■ EXERCISE INPUTS
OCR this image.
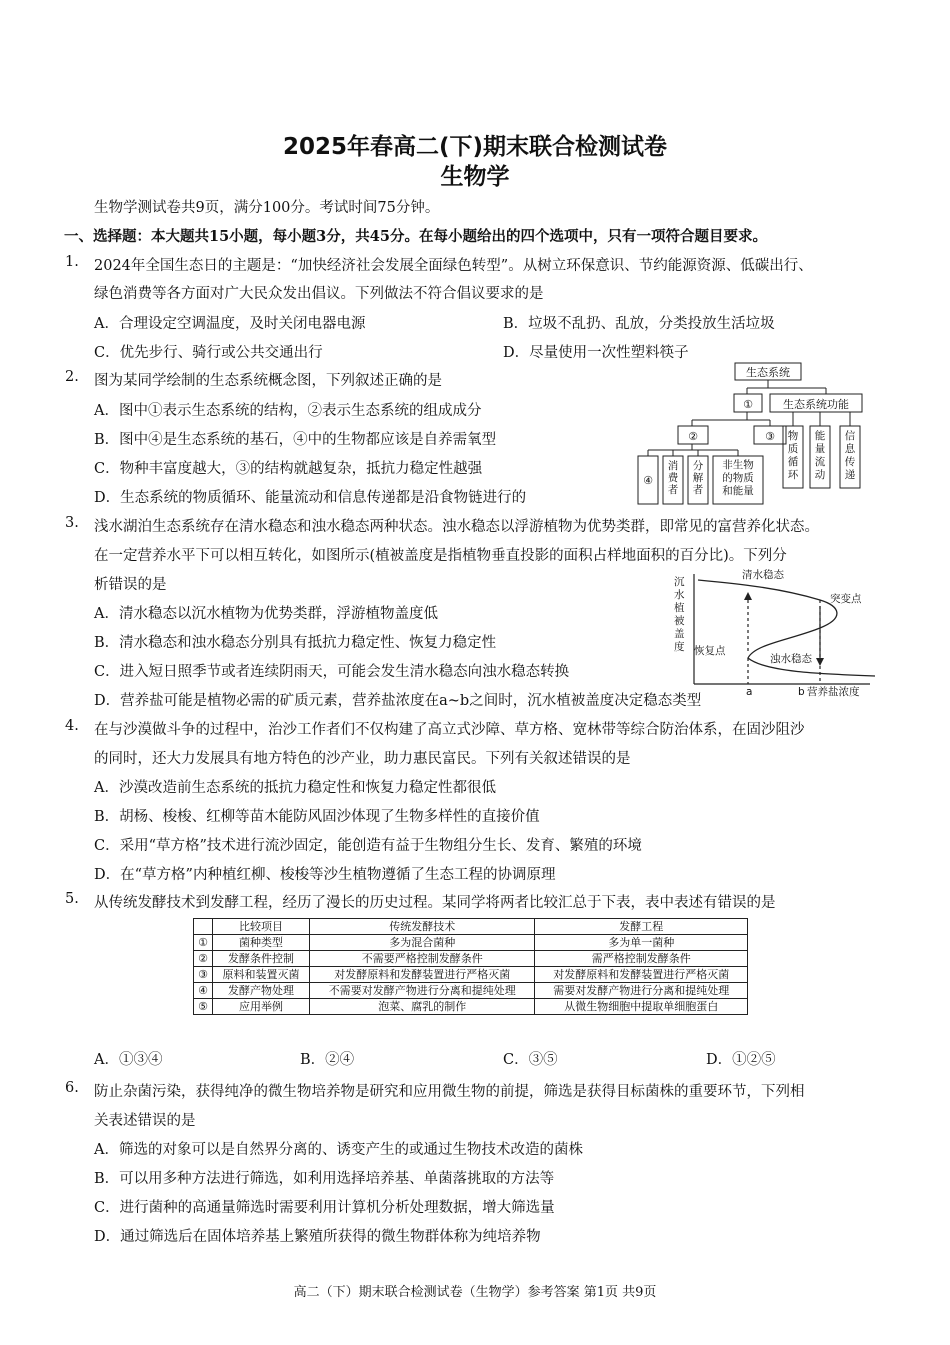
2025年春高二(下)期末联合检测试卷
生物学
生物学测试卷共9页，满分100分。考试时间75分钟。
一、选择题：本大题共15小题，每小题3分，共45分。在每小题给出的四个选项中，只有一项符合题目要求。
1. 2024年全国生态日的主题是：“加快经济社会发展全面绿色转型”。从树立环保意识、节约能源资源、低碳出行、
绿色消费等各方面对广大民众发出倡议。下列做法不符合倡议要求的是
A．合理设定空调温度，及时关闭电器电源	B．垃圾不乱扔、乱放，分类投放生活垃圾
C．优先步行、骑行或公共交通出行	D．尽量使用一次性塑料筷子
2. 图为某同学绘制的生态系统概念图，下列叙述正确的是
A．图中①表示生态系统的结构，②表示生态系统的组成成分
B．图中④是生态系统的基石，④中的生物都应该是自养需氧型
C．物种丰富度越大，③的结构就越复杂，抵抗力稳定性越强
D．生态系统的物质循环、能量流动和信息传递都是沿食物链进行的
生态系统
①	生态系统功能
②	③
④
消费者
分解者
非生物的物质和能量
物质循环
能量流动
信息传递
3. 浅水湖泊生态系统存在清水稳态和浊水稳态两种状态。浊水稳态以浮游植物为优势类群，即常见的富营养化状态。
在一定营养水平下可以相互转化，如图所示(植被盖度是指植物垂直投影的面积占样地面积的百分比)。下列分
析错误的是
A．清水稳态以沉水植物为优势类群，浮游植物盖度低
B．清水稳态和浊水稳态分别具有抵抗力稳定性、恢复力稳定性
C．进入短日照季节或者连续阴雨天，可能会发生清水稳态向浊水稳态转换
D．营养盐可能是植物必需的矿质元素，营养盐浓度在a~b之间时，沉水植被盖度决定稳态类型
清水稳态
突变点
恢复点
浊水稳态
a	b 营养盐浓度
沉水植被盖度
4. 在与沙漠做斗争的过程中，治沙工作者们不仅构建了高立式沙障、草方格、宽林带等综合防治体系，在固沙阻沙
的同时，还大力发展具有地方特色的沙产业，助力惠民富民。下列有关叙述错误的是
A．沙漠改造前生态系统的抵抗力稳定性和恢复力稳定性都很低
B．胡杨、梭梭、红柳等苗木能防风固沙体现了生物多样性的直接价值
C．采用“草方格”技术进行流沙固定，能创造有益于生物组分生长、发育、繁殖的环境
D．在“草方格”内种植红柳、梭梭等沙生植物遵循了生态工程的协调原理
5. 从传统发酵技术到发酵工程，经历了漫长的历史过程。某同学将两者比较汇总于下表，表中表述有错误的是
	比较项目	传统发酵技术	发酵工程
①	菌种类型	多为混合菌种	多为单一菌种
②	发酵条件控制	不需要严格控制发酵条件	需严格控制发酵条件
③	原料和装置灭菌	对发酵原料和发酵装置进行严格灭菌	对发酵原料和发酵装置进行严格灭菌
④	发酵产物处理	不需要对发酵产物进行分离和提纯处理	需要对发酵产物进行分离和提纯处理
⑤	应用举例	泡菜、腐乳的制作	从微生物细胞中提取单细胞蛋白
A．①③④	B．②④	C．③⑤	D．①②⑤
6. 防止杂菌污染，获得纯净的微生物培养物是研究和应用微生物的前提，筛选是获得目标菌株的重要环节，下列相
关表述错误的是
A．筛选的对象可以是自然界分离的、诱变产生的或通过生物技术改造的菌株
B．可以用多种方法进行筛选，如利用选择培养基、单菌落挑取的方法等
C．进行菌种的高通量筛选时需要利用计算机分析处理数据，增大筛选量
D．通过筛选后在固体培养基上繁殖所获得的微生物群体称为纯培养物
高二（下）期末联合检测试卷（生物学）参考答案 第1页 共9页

■ DESCRIPTION OF THE TASK
Pick out the lines above containing the word "期末联合检测试卷", then copy them.

■ COMPLETE OUTPUT
2025年春高二(下)期末联合检测试卷
高二（下）期末联合检测试卷（生物学）参考答案 第1页 共9页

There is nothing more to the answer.